## Start
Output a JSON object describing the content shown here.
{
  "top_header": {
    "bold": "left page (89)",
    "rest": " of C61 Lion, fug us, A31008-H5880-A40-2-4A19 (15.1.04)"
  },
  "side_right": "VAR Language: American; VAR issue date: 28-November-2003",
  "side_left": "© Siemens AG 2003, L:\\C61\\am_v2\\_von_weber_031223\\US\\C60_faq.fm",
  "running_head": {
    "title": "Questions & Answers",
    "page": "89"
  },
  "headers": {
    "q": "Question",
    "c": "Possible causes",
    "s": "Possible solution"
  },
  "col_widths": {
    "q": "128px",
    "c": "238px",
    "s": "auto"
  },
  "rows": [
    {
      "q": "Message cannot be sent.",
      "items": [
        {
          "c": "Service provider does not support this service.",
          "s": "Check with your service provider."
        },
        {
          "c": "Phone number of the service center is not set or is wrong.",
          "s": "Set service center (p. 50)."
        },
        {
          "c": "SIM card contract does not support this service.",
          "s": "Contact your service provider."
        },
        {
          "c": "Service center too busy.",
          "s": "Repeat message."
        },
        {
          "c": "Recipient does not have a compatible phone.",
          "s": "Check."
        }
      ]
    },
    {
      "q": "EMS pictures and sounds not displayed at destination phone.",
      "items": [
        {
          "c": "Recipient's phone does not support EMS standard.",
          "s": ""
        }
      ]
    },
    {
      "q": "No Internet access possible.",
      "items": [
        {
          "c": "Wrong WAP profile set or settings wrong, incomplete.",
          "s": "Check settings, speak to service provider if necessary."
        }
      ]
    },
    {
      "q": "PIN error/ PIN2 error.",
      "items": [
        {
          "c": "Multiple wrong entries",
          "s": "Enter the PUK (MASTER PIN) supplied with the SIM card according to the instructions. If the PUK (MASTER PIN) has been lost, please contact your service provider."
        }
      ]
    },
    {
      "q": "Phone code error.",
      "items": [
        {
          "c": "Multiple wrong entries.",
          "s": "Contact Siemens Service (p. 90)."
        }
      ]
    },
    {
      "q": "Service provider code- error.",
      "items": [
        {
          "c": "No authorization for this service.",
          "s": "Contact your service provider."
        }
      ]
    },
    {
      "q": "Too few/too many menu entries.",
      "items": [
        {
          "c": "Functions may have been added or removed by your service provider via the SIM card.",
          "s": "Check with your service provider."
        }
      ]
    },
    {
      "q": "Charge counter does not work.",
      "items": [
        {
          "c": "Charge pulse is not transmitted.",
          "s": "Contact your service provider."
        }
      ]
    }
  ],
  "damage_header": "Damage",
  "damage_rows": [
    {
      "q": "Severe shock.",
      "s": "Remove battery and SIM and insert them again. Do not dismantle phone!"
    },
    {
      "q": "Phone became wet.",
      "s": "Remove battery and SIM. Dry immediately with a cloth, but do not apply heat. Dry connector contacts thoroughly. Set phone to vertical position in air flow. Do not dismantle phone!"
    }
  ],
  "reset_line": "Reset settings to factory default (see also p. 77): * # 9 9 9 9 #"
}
## End
Pick out every line above that contains the word "card" and copy it.

= Reply to the exercise =
          "c": "SIM card contract does not support this service.",
          "s": "Enter the PUK (MASTER PIN) supplied with the SIM card according to the instructions. If the PUK (MASTER PIN) has been lost, please contact your service provider."
          "c": "Functions may have been added or removed by your service provider via the SIM card.",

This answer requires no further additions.